Description of the task>
Look through the lines of the material and count those containing "code". Give that count alone.

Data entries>
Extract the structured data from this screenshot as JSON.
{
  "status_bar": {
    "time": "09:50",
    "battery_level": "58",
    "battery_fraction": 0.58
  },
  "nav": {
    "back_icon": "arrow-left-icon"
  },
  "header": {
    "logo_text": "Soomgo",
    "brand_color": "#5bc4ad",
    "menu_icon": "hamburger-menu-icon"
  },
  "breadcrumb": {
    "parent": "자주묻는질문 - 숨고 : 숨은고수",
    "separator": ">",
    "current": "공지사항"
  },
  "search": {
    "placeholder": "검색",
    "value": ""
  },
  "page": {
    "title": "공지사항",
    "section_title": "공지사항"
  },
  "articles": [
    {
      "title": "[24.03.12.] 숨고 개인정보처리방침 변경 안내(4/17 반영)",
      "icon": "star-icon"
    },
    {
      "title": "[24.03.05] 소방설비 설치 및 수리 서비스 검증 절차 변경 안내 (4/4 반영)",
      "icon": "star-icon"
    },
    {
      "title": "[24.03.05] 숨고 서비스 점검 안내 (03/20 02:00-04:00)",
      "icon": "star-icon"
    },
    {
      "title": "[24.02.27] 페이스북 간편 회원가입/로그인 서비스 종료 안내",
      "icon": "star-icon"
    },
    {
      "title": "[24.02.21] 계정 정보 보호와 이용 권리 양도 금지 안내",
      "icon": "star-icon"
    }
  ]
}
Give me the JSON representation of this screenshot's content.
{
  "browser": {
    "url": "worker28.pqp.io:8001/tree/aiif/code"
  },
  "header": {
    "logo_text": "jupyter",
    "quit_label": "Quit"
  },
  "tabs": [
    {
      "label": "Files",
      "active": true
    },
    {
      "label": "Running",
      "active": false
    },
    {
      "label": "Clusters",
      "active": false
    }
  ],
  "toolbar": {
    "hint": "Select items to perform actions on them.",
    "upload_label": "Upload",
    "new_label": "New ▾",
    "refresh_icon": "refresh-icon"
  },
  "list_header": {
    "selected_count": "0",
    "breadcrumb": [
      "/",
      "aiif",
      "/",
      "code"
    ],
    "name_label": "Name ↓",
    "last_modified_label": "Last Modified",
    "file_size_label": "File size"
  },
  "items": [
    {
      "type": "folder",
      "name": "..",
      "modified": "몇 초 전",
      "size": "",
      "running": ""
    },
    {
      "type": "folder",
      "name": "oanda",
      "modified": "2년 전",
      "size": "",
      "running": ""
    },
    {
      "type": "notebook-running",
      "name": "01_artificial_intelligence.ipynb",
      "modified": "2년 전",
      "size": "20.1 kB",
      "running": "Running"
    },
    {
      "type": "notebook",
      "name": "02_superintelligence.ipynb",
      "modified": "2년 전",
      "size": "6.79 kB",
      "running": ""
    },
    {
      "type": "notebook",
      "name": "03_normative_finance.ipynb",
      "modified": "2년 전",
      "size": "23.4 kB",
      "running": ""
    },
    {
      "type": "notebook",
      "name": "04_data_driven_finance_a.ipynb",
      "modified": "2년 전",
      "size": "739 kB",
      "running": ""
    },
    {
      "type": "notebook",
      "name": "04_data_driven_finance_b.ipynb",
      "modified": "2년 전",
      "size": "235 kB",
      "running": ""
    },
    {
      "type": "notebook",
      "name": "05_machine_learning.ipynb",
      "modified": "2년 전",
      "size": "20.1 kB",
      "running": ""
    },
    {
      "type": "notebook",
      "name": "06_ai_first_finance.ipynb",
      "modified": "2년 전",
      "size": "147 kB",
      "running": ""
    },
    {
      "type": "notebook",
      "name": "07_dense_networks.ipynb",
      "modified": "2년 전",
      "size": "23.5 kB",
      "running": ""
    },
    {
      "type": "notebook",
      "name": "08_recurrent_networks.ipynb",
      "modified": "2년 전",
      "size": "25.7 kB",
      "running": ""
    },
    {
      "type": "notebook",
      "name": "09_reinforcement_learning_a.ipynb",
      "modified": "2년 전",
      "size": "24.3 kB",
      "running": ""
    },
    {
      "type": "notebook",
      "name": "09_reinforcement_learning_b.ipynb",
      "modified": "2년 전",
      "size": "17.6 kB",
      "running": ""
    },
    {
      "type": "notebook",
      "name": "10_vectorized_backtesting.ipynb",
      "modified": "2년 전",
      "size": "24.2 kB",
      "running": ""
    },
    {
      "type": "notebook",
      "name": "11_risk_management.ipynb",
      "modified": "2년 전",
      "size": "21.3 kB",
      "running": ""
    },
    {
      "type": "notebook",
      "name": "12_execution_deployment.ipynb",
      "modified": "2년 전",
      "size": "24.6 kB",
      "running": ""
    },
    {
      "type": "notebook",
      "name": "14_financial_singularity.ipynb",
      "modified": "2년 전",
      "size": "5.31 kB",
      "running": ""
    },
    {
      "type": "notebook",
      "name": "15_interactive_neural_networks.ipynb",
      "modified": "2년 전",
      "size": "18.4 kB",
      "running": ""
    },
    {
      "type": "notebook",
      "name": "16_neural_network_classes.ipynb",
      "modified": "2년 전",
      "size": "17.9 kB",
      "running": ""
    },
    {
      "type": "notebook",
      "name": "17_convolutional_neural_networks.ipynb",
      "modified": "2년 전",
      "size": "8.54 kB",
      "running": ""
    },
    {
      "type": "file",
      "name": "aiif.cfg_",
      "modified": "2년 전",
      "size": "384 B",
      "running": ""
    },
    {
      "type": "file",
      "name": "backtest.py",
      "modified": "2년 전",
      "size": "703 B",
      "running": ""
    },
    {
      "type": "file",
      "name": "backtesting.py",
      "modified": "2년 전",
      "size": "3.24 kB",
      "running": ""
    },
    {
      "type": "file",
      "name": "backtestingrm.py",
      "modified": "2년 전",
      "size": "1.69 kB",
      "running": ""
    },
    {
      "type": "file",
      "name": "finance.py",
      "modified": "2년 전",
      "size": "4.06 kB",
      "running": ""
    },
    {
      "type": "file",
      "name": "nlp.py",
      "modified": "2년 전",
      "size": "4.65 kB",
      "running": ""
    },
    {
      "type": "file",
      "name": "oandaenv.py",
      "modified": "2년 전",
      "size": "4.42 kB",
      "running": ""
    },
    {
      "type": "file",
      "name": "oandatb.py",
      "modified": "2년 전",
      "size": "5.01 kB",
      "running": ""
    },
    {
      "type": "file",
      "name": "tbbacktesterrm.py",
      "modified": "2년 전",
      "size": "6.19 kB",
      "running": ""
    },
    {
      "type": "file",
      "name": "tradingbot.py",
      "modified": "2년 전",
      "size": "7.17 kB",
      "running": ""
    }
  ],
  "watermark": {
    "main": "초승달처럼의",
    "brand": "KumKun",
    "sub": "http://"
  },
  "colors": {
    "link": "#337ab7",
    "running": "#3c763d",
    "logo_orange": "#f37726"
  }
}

Response to this exercise>
2